Part of a data file:
------------------------

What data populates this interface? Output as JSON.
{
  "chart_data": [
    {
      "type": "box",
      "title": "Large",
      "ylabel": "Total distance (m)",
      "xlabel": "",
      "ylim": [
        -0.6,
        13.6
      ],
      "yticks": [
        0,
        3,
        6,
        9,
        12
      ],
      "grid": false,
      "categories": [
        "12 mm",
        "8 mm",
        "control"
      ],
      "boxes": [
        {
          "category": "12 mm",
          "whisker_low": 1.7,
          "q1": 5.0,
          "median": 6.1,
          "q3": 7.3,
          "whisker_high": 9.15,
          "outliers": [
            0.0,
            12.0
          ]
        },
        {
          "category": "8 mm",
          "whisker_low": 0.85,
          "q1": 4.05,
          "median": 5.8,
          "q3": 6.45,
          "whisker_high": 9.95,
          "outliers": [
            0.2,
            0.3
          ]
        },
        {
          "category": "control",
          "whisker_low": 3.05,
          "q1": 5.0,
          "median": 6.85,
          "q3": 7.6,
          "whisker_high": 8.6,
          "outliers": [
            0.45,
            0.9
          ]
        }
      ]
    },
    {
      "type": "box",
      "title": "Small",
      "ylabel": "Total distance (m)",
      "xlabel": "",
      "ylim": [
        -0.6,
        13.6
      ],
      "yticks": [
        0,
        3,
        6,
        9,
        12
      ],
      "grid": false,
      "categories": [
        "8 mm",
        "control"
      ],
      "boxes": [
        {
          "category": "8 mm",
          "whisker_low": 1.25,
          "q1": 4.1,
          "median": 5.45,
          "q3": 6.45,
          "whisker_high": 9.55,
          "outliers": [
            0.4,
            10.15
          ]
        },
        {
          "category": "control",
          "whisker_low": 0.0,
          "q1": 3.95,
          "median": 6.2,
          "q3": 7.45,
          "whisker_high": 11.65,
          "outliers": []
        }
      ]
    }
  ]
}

------------------------

**Do this:** Repeat every record exactly as written, please.

**Reply to the exercise:**
What data populates this interface? Output as JSON.
{
  "chart_data": [
    {
      "type": "box",
      "title": "Large",
      "ylabel": "Total distance (m)",
      "xlabel": "",
      "ylim": [
        -0.6,
        13.6
      ],
      "yticks": [
        0,
        3,
        6,
        9,
        12
      ],
      "grid": false,
      "categories": [
        "12 mm",
        "8 mm",
        "control"
      ],
      "boxes": [
        {
          "category": "12 mm",
          "whisker_low": 1.7,
          "q1": 5.0,
          "median": 6.1,
          "q3": 7.3,
          "whisker_high": 9.15,
          "outliers": [
            0.0,
            12.0
          ]
        },
        {
          "category": "8 mm",
          "whisker_low": 0.85,
          "q1": 4.05,
          "median": 5.8,
          "q3": 6.45,
          "whisker_high": 9.95,
          "outliers": [
            0.2,
            0.3
          ]
        },
        {
          "category": "control",
          "whisker_low": 3.05,
          "q1": 5.0,
          "median": 6.85,
          "q3": 7.6,
          "whisker_high": 8.6,
          "outliers": [
            0.45,
            0.9
          ]
        }
      ]
    },
    {
      "type": "box",
      "title": "Small",
      "ylabel": "Total distance (m)",
      "xlabel": "",
      "ylim": [
        -0.6,
        13.6
      ],
      "yticks": [
        0,
        3,
        6,
        9,
        12
      ],
      "grid": false,
      "categories": [
        "8 mm",
        "control"
      ],
      "boxes": [
        {
          "category": "8 mm",
          "whisker_low": 1.25,
          "q1": 4.1,
          "median": 5.45,
          "q3": 6.45,
          "whisker_high": 9.55,
          "outliers": [
            0.4,
            10.15
          ]
        },
        {
          "category": "control",
          "whisker_low": 0.0,
          "q1": 3.95,
          "median": 6.2,
          "q3": 7.45,
          "whisker_high": 11.65,
          "outliers": []
        }
      ]
    }
  ]
}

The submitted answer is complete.